*WRITTEN PROBLEM*:
Print each line of the listing once more, precisely as given.

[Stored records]
## BEGIN

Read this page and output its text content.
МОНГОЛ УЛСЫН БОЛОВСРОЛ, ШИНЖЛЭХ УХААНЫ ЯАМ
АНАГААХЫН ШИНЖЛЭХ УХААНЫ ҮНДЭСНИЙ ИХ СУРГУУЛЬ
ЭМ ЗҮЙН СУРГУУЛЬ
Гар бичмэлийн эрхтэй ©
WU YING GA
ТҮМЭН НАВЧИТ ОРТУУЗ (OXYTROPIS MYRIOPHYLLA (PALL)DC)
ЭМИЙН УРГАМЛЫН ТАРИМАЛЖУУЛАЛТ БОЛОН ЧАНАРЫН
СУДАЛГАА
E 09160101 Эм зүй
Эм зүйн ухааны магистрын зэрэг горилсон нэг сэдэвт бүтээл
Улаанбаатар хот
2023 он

## END

*WRITTEN ANSWER*:
Read this page and output its text content.
МОНГОЛ УЛСЫН БОЛОВСРОЛ, ШИНЖЛЭХ УХААНЫ ЯАМ
АНАГААХЫН ШИНЖЛЭХ УХААНЫ ҮНДЭСНИЙ ИХ СУРГУУЛЬ
ЭМ ЗҮЙН СУРГУУЛЬ
Гар бичмэлийн эрхтэй ©
WU YING GA
ТҮМЭН НАВЧИТ ОРТУУЗ (OXYTROPIS MYRIOPHYLLA (PALL)DC)
ЭМИЙН УРГАМЛЫН ТАРИМАЛЖУУЛАЛТ БОЛОН ЧАНАРЫН
СУДАЛГАА
E 09160101 Эм зүй
Эм зүйн ухааны магистрын зэрэг горилсон нэг сэдэвт бүтээл
Улаанбаатар хот
2023 он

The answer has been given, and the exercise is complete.